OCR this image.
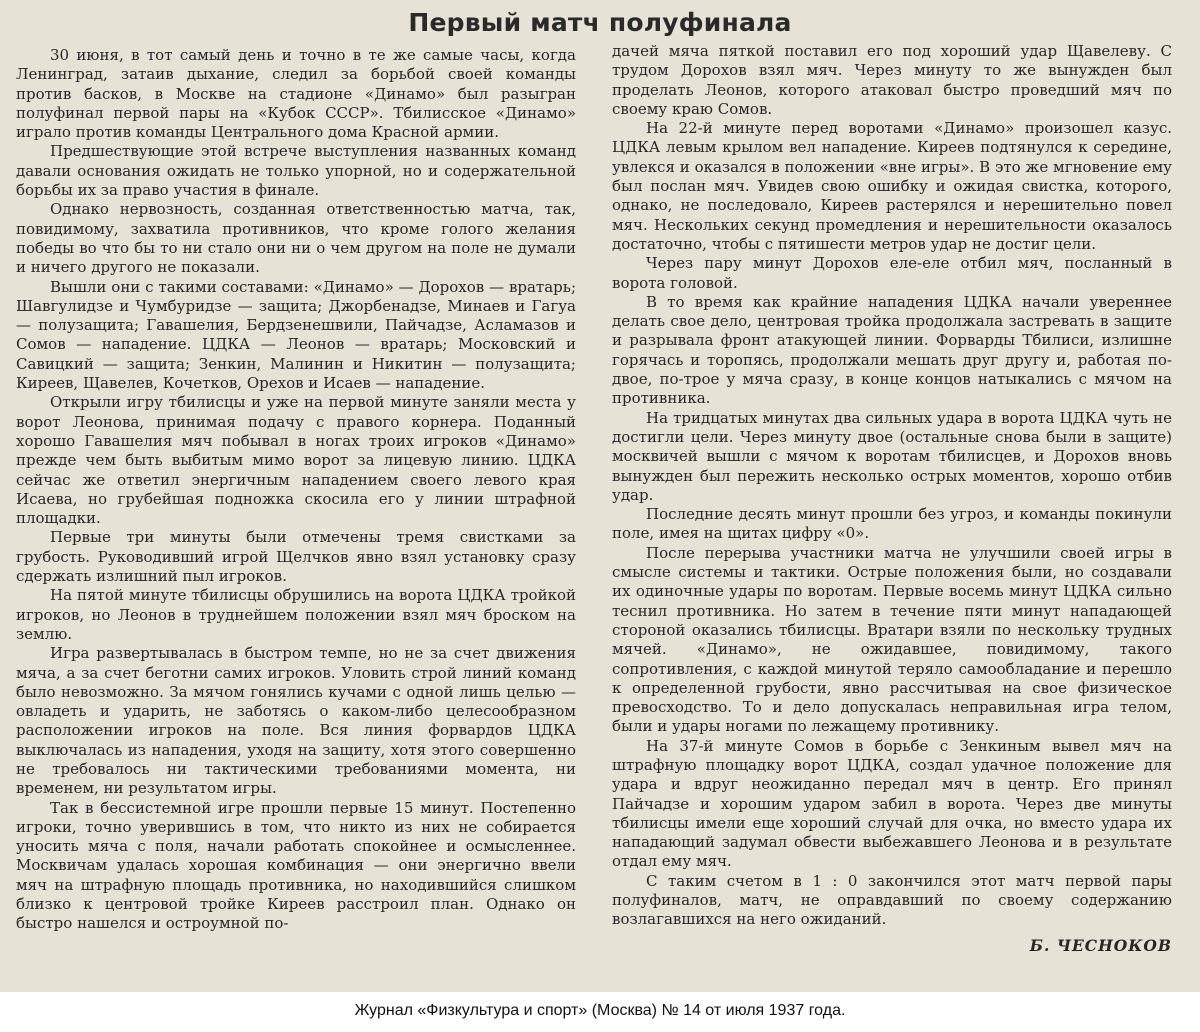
Первый матч полуфинала

30 июня, в тот самый день и точно в те же самые часы, когда Ленинград, затаив дыхание, следил за борьбой своей команды против басков, в Москве на стадионе «Динамо» был разыгран полуфинал первой пары на «Кубок СССР». Тбилисское «Динамо» играло против команды Центрального дома Красной армии.

Предшествующие этой встрече выступления названных команд давали основания ожидать не только упорной, но и содержательной борьбы их за право участия в финале.

Однако нервозность, созданная ответственностью матча, так, повидимому, захватила противников, что кроме голого желания победы во что бы то ни стало они ни о чем другом на поле не думали и ничего другого не показали.

Вышли они с такими составами: «Динамо» — Дорохов — вратарь; Шавгулидзе и Чумбуридзе — защита; Джорбенадзе, Минаев и Гагуа — полузащита; Гавашелия, Бердзенешвили, Пайчадзе, Асламазов и Сомов — нападение. ЦДКА — Леонов — вратарь; Московский и Савицкий — защита; Зенкин, Малинин и Никитин — полузащита; Киреев, Щавелев, Кочетков, Орехов и Исаев — нападение.

Открыли игру тбилисцы и уже на первой минуте заняли места у ворот Леонова, принимая подачу с правого корнера. Поданный хорошо Гавашелия мяч побывал в ногах троих игроков «Динамо» прежде чем быть выбитым мимо ворот за лицевую линию. ЦДКА сейчас же ответил энергичным нападением своего левого края Исаева, но грубейшая подножка скосила его у линии штрафной площадки.

Первые три минуты были отмечены тремя свистками за грубость. Руководивший игрой Щелчков явно взял установку сразу сдержать излишний пыл игроков.

На пятой минуте тбилисцы обрушились на ворота ЦДКА тройкой игроков, но Леонов в труднейшем положении взял мяч броском на землю.

Игра развертывалась в быстром темпе, но не за счет движения мяча, а за счет беготни самих игроков. Уловить строй линий команд было невозможно. За мячом гонялись кучами с одной лишь целью — овладеть и ударить, не заботясь о каком-либо целесообразном расположении игроков на поле. Вся линия форвардов ЦДКА выключалась из нападения, уходя на защиту, хотя этого совершенно не требовалось ни тактическими требованиями момента, ни временем, ни результатом игры.

Так в бессистемной игре прошли первые 15 минут. Постепенно игроки, точно уверившись в том, что никто из них не собирается уносить мяча с поля, начали работать спокойнее и осмысленнее. Москвичам удалась хорошая комбинация — они энергично ввели мяч на штрафную площадь противника, но находившийся слишком близко к центровой тройке Киреев расстроил план. Однако он быстро нашелся и остроумной по-

дачей мяча пяткой поставил его под хороший удар Щавелеву. С трудом Дорохов взял мяч. Через минуту то же вынужден был проделать Леонов, которого атаковал быстро проведший мяч по своему краю Сомов.

На 22-й минуте перед воротами «Динамо» произошел казус. ЦДКА левым крылом вел нападение. Киреев подтянулся к середине, увлекся и оказался в положении «вне игры». В это же мгновение ему был послан мяч. Увидев свою ошибку и ожидая свистка, которого, однако, не последовало, Киреев растерялся и нерешительно повел мяч. Нескольких секунд промедления и нерешительности оказалось достаточно, чтобы с пятишести метров удар не достиг цели.

Через пару минут Дорохов еле-еле отбил мяч, посланный в ворота головой.

В то время как крайние нападения ЦДКА начали увереннее делать свое дело, центровая тройка продолжала застревать в защите и разрывала фронт атакующей линии. Форварды Тбилиси, излишне горячась и торопясь, продолжали мешать друг другу и, работая по-двое, по-трое у мяча сразу, в конце концов натыкались с мячом на противника.

На тридцатых минутах два сильных удара в ворота ЦДКА чуть не достигли цели. Через минуту двое (остальные снова были в защите) москвичей вышли с мячом к воротам тбилисцев, и Дорохов вновь вынужден был пережить несколько острых моментов, хорошо отбив удар.

Последние десять минут прошли без угроз, и команды покинули поле, имея на щитах цифру «0».

После перерыва участники матча не улучшили своей игры в смысле системы и тактики. Острые положения были, но создавали их одиночные удары по воротам. Первые восемь минут ЦДКА сильно теснил противника. Но затем в течение пяти минут нападающей стороной оказались тбилисцы. Вратари взяли по нескольку трудных мячей. «Динамо», не ожидавшее, повидимому, такого сопротивления, с каждой минутой теряло самообладание и перешло к определенной грубости, явно рассчитывая на свое физическое превосходство. То и дело допускалась неправильная игра телом, были и удары ногами по лежащему противнику.

На 37-й минуте Сомов в борьбе с Зенкиным вывел мяч на штрафную площадку ворот ЦДКА, создал удачное положение для удара и вдруг неожиданно передал мяч в центр. Его принял Пайчадзе и хорошим ударом забил в ворота. Через две минуты тбилисцы имели еще хороший случай для очка, но вместо удара их нападающий задумал обвести выбежавшего Леонова и в результате отдал ему мяч.

С таким счетом в 1 : 0 закончился этот матч первой пары полуфиналов, матч, не оправдавший по своему содержанию возлагавшихся на него ожиданий.

Б. ЧЕСНОКОВ
Журнал «Физкультура и спорт» (Москва) № 14 от июля 1937 года.
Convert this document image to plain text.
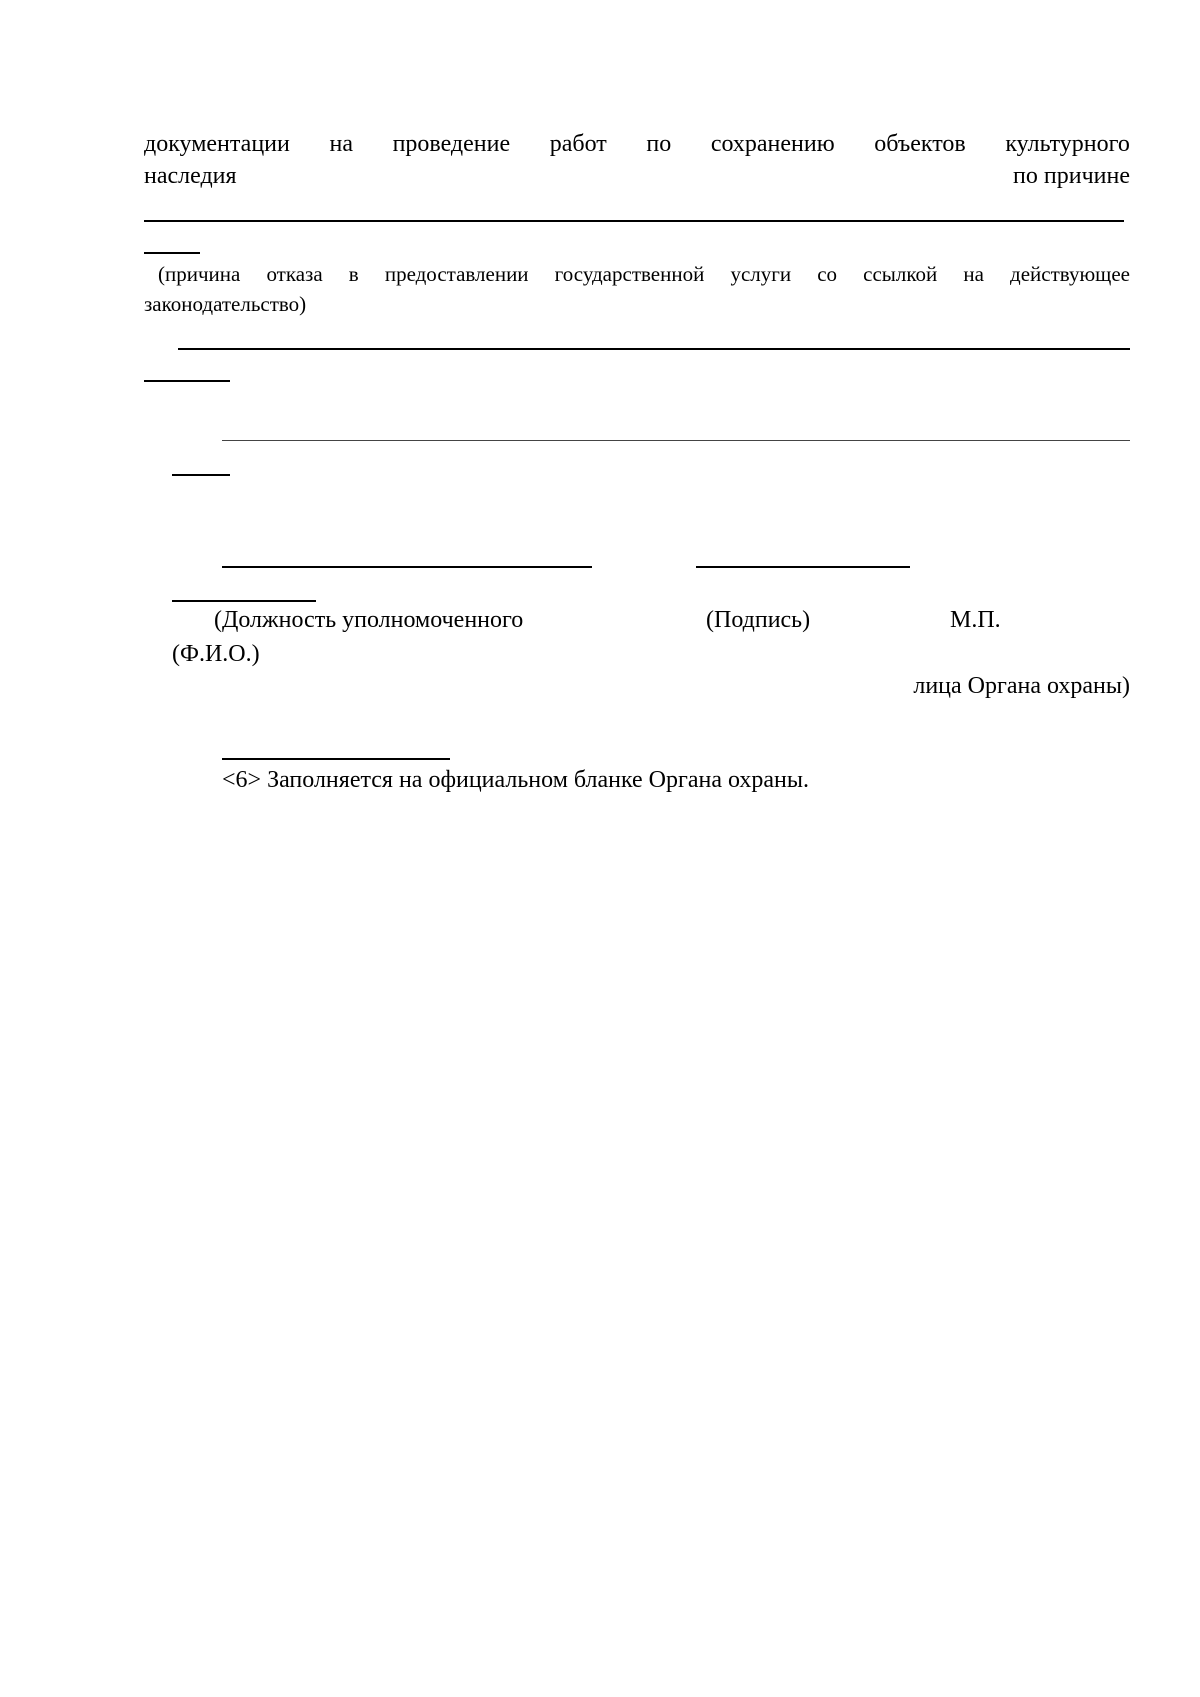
документации на проведение работ по сохранению объектов культурного
наследия	по причине
(причина отказа в предоставлении государственной услуги со ссылкой на действующее
законодательство)
(Должность уполномоченного	(Подпись)	М.П.
(Ф.И.О.)
лица Органа охраны)
<6> Заполняется на официальном бланке Органа охраны.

**GIVEN PROBLEM:**
Return only those lines of the records that contain the string "защите".

**EXPECTED OUTPUT:**
В то время как крайние нападения ЦДКА начали увереннее делать свое дело, центровая тройка продолжала застревать в защите и разрывала фронт атакующей линии. Форварды Тбилиси, излишне горячась и торопясь, продолжали мешать друг другу и, работая по-двое, по-трое у мяча сразу, в конце концов натыкались с мячом на противника.
На тридцатых минутах два сильных удара в ворота ЦДКА чуть не достигли цели. Через минуту двое (остальные снова были в защите) москвичей вышли с мячом к воротам тбилисцев, и Дорохов вновь вынужден был пережить несколько острых моментов, хорошо отбив удар.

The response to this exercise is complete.